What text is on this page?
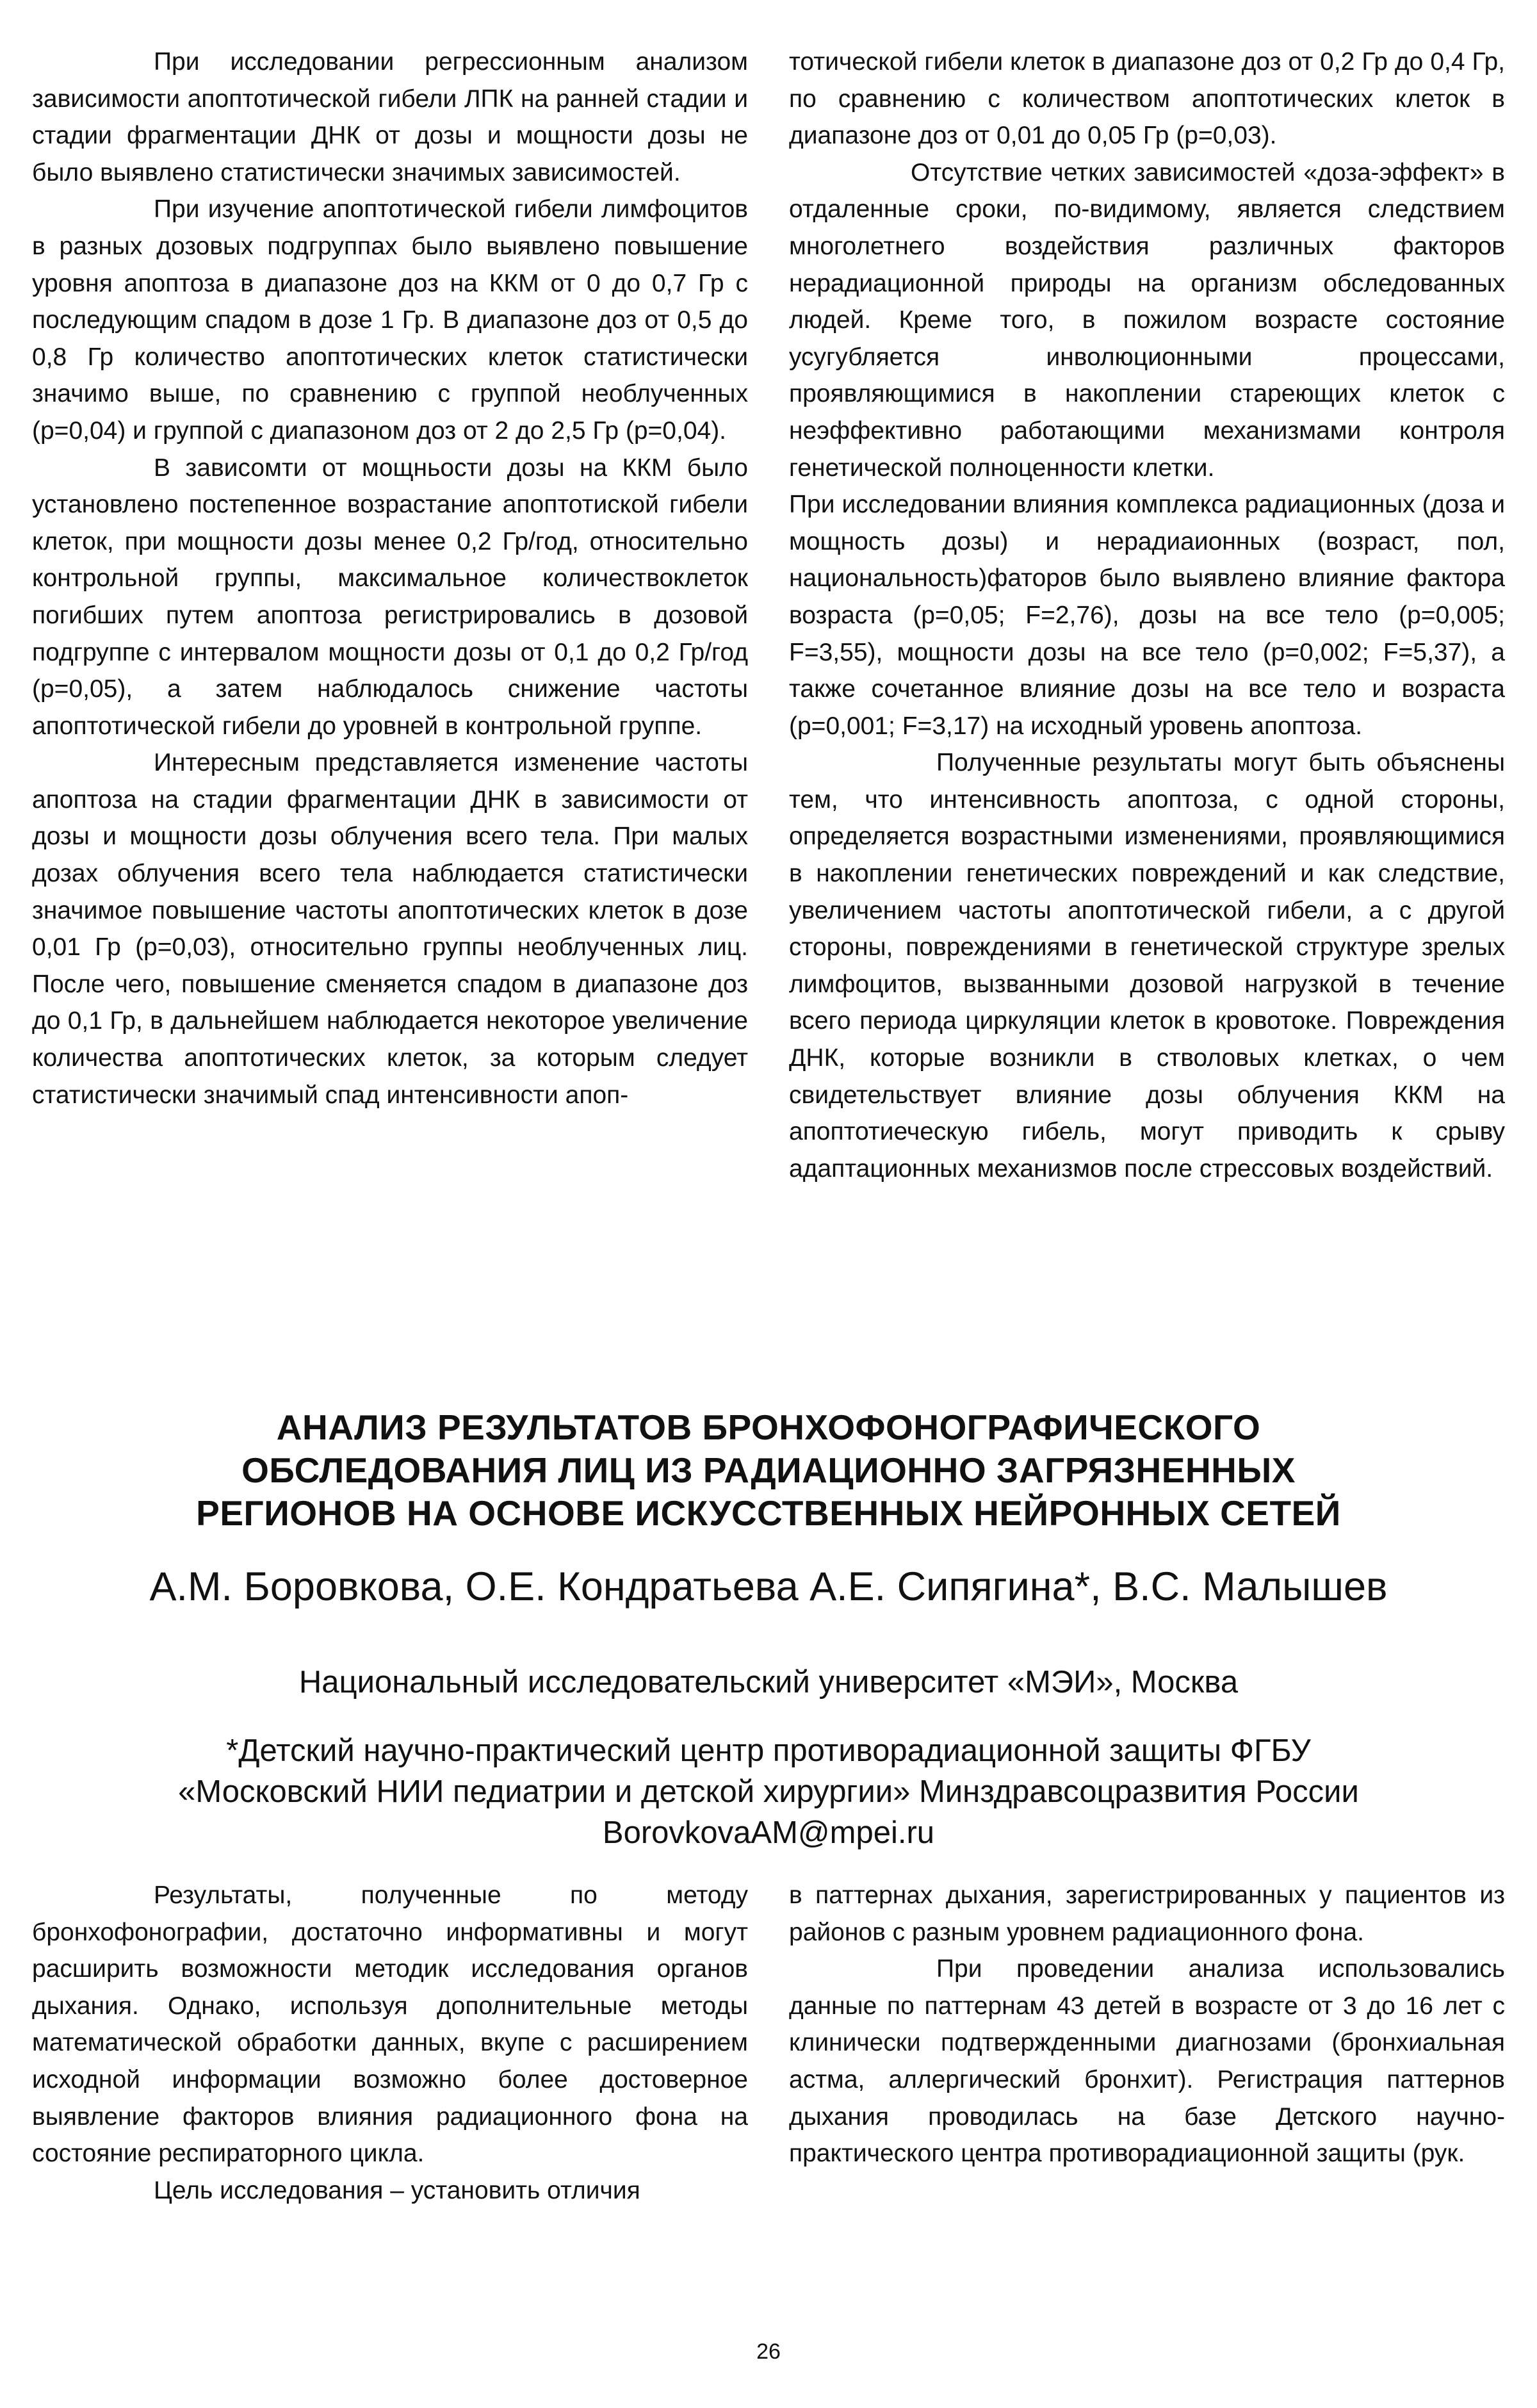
При исследовании регрессионным анализом зависимости апоптотической гибели ЛПК на ранней стадии и стадии фрагментации ДНК от дозы и мощности дозы не было выявлено статистически значимых зависимостей.

При изучение апоптотической гибели лимфоцитов в разных дозовых подгруппах было выявлено повышение уровня апоптоза в диапазоне доз на ККМ от 0 до 0,7 Гр с последующим спадом в дозе 1 Гр. В диапазоне доз от 0,5 до 0,8 Гр количество апоптотических клеток статистически значимо выше, по сравнению с группой необлученных (р=0,04) и группой с диапазоном доз от 2 до 2,5 Гр (р=0,04).

В зависомти от мощньости дозы на ККМ было установлено постепенное возрастание апоптотиской гибели клеток, при мощности дозы менее 0,2 Гр/год, относительно контрольной группы, максимальное количествоклеток погибших путем апоптоза регистрировались в дозовой подгруппе с интервалом мощности дозы от 0,1 до 0,2 Гр/год (р=0,05), а затем наблюдалось снижение частоты апоптотической гибели до уровней в контрольной группе.

Интересным представляется изменение частоты апоптоза на стадии фрагментации ДНК в зависимости от дозы и мощности дозы облучения всего тела. При малых дозах облучения всего тела наблюдается статистически значимое повышение частоты апоптотических клеток в дозе 0,01 Гр (р=0,03), относительно группы необлученных лиц. После чего, повышение сменяется спадом в диапазоне доз до 0,1 Гр, в дальнейшем наблюдается некоторое увеличение количества апоптотических клеток, за которым следует статистически значимый спад интенсивности апоп-

тотической гибели клеток в диапазоне доз от 0,2 Гр до 0,4 Гр, по сравнению с количеством апоптотических клеток в диапазоне доз от 0,01 до 0,05 Гр (р=0,03).

Отсутствие четких зависимостей «доза-эффект» в отдаленные сроки, по-видимому, является следствием многолетнего воздействия различных факторов нерадиационной природы на организм обследованных людей. Креме того, в пожилом возрасте состояние усугубляется инволюционными процессами, проявляющимися в накоплении стареющих клеток с неэффективно работающими механизмами контроля генетической полноценности клетки.

При исследовании влияния комплекса радиационных (доза и мощность дозы) и нерадиаионных (возраст, пол, национальность)фаторов было выявлено влияние фактора возраста (р=0,05; F=2,76), дозы на все тело (р=0,005; F=3,55), мощности дозы на все тело (р=0,002; F=5,37), а также сочетанное влияние дозы на все тело и возраста (р=0,001; F=3,17) на исходный уровень апоптоза.

Полученные результаты могут быть объяснены тем, что интенсивность апоптоза, с одной стороны, определяется возрастными изменениями, проявляющимися в накоплении генетических повреждений и как следствие, увеличением частоты апоптотической гибели, а с другой стороны, повреждениями в генетической структуре зрелых лимфоцитов, вызванными дозовой нагрузкой в течение всего периода циркуляции клеток в кровотоке. Повреждения ДНК, которые возникли в стволовых клетках, о чем свидетельствует влияние дозы облучения ККМ на апоптотиеческую гибель, могут приводить к срыву адаптационных механизмов после стрессовых воздействий.

АНАЛИЗ РЕЗУЛЬТАТОВ БРОНХОФОНОГРАФИЧЕСКОГО
ОБСЛЕДОВАНИЯ ЛИЦ ИЗ РАДИАЦИОННО ЗАГРЯЗНЕННЫХ
РЕГИОНОВ НА ОСНОВЕ ИСКУССТВЕННЫХ НЕЙРОННЫХ СЕТЕЙ
А.М. Боровкова, О.Е. Кондратьева А.Е. Сипягина*, В.С. Малышев
Национальный исследовательский университет «МЭИ», Москва
*Детский научно-практический центр противорадиационной защиты ФГБУ
«Московский НИИ педиатрии и детской хирургии» Минздравсоцразвития России
BorovkovaAM@mpei.ru

Результаты, полученные по методу бронхофонографии, достаточно информативны и могут расширить возможности методик исследования органов дыхания. Однако, используя дополнительные методы математической обработки данных, вкупе с расширением исходной информации возможно более достоверное выявление факторов влияния радиационного фона на состояние респираторного цикла.

Цель исследования – установить отличия

в паттернах дыхания, зарегистрированных у пациентов из районов с разным уровнем радиационного фона.

При проведении анализа использовались данные по паттернам 43 детей в возрасте от 3 до 16 лет с клинически подтвержденными диагнозами (бронхиальная астма, аллергический бронхит). Регистрация паттернов дыхания проводилась на базе Детского научно-практического центра противорадиационной защиты (рук.

26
# # #
Your reply is one number: how many lines of the records above contain the word "фона".

2